Your instructions: Pick out each line with the word "Kreda" from the material that follows.

Saved entries:

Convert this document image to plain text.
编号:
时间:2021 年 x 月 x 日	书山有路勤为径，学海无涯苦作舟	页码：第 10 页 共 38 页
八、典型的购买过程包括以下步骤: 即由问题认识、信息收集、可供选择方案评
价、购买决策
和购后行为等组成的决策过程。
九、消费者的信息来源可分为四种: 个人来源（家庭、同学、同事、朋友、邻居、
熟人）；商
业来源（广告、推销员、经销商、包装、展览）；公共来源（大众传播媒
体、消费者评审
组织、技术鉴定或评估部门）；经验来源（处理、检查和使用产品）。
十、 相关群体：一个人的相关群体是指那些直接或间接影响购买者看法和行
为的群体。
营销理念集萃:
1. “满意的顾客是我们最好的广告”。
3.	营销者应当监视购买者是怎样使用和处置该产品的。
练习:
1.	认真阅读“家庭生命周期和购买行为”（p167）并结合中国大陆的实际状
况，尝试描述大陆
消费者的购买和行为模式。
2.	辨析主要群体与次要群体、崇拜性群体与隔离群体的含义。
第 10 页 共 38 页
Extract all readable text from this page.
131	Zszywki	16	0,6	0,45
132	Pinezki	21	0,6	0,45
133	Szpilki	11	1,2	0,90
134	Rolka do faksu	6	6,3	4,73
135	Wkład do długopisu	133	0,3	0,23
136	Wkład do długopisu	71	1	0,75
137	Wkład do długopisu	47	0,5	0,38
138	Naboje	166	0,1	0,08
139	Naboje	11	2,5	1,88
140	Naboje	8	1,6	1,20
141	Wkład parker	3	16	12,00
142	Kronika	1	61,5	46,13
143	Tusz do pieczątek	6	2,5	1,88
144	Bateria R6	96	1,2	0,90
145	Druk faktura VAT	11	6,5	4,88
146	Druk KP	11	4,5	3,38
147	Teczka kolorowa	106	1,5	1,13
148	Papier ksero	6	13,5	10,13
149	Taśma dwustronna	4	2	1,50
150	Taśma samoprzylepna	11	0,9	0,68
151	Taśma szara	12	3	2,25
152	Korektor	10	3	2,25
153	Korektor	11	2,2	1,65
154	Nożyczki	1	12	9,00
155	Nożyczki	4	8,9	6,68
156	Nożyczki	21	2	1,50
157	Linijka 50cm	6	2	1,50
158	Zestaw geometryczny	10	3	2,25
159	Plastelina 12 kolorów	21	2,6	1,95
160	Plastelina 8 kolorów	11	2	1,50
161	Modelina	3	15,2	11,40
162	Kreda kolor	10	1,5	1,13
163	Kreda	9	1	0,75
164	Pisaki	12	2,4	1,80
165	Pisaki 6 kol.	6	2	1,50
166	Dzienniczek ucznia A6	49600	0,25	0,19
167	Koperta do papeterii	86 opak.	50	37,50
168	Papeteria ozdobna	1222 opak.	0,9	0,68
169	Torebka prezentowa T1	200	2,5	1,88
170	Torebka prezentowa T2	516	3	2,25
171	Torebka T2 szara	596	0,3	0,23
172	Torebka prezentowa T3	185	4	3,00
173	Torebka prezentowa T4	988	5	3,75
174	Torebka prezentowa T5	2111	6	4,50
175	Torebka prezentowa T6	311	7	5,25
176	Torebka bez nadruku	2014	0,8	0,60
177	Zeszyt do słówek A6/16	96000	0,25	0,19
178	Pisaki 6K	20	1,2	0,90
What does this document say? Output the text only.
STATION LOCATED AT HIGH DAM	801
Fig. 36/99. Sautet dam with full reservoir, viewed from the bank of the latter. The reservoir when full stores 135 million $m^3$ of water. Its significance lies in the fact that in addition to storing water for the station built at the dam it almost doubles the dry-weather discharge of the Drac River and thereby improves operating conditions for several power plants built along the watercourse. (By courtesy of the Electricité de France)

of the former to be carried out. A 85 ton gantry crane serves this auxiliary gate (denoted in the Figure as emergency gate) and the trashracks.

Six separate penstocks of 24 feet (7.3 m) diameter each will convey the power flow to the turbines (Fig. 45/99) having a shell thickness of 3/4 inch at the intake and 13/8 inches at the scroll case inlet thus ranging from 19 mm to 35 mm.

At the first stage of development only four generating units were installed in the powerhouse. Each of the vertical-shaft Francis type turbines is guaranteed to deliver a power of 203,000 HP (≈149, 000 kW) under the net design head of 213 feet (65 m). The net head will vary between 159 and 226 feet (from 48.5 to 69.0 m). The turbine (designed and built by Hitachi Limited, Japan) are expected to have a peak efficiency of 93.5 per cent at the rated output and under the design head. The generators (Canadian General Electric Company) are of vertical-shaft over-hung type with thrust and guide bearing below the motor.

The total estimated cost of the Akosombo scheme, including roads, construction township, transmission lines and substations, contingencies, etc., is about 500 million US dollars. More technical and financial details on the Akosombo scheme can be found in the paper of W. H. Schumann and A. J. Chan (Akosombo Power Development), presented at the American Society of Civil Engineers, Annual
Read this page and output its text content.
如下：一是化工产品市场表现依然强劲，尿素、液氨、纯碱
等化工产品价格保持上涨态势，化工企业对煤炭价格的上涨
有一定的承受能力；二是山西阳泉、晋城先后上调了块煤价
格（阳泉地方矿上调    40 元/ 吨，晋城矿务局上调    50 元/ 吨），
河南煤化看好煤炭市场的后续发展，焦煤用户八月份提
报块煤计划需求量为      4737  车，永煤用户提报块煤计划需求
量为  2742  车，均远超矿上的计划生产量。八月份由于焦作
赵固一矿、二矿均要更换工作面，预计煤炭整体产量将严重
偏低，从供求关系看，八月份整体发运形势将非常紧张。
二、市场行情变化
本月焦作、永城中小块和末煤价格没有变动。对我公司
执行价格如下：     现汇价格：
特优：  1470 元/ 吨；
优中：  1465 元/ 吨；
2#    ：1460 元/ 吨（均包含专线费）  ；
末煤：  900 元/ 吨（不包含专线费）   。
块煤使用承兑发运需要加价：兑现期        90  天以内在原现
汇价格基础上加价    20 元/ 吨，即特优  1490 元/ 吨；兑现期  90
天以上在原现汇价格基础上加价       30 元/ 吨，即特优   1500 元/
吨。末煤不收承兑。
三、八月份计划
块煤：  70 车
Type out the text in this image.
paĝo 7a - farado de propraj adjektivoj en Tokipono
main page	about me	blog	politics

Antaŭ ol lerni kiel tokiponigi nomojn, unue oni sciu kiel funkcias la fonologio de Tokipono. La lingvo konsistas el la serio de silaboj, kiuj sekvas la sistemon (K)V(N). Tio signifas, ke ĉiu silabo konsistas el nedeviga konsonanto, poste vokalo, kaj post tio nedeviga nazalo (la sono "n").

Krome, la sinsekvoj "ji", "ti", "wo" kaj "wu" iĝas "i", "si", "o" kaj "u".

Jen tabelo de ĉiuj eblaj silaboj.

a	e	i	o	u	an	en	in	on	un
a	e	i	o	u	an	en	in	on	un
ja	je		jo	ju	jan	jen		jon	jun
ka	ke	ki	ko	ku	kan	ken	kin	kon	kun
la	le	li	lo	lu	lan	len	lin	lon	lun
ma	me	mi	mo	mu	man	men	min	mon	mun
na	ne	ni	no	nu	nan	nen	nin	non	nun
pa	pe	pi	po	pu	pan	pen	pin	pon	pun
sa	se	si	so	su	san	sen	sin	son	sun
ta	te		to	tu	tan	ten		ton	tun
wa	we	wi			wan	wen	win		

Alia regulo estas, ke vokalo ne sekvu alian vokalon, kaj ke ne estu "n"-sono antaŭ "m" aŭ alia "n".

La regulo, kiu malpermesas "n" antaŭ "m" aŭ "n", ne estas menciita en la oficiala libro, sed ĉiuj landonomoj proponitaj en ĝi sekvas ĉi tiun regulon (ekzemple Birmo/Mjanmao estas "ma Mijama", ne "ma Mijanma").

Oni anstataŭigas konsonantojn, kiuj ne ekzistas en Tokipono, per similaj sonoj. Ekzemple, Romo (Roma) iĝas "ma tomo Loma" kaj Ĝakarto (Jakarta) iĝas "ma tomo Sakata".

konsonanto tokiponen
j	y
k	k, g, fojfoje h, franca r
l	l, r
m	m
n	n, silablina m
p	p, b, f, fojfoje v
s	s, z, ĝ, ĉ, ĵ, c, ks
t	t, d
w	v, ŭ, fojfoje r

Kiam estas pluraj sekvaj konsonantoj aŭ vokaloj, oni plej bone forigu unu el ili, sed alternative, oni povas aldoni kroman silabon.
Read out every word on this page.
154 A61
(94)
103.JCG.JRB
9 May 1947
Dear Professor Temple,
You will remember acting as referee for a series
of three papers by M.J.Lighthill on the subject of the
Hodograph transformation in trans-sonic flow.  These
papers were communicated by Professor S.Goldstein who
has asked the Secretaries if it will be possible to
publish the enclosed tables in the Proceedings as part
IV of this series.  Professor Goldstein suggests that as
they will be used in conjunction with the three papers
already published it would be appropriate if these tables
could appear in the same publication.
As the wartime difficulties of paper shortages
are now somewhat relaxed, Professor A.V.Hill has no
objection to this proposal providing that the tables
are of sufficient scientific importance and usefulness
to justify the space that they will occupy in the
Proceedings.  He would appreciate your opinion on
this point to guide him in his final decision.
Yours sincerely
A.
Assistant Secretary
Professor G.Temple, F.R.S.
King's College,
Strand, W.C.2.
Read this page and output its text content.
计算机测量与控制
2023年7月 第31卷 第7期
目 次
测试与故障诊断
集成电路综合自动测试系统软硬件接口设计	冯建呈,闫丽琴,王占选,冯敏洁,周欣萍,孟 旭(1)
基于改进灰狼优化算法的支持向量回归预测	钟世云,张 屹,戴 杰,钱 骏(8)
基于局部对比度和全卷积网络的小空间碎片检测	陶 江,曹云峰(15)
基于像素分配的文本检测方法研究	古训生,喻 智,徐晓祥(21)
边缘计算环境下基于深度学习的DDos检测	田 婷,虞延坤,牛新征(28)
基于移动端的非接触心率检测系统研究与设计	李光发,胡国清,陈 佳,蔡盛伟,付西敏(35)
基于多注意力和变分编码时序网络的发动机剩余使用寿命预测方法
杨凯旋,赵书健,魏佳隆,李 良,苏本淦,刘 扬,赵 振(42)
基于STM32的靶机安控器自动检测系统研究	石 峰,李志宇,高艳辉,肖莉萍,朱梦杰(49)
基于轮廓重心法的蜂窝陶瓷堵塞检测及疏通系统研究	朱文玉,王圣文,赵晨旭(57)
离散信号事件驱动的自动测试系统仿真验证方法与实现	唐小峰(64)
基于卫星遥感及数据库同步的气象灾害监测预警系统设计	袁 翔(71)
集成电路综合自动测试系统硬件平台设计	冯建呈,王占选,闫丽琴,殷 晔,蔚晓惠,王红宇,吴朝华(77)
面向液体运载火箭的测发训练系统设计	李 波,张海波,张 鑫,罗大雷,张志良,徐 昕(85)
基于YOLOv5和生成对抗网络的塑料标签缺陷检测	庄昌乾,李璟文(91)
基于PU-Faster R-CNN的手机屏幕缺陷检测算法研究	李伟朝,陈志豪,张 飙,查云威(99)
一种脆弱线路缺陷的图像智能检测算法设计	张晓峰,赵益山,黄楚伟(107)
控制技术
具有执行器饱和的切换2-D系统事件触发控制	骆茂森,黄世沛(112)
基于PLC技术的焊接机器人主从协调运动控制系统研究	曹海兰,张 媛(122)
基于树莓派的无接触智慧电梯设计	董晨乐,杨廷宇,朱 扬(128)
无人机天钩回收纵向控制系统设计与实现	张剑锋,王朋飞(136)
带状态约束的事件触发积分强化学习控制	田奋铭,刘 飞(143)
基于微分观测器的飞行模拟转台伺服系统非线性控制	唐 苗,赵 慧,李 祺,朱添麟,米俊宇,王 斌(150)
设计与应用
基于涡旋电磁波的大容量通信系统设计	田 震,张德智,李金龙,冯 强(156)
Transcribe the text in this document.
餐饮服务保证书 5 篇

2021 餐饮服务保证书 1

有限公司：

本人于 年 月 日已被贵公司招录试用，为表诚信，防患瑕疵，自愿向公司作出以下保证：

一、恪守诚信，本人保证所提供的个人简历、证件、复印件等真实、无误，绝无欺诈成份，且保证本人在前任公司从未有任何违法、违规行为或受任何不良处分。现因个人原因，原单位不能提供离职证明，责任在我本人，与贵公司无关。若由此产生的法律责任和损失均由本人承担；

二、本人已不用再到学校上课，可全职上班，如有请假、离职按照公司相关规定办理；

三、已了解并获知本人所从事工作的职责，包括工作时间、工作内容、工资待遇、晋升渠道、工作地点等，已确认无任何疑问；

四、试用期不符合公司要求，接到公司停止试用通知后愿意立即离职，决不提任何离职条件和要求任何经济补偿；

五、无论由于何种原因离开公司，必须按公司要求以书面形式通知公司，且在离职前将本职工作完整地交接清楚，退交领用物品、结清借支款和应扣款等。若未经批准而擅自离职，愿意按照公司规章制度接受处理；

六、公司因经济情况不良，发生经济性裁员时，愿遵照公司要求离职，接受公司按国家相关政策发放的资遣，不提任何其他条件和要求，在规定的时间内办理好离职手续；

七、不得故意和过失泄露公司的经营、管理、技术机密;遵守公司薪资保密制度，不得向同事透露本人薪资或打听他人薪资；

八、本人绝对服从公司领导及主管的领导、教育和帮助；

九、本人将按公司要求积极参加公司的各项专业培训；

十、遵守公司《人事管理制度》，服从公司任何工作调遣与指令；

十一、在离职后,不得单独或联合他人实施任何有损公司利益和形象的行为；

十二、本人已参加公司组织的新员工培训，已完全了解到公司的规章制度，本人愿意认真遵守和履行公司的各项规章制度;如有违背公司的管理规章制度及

Output:
162	Kreda kolor	10	1,5	1,13
163	Kreda	9	1	0,75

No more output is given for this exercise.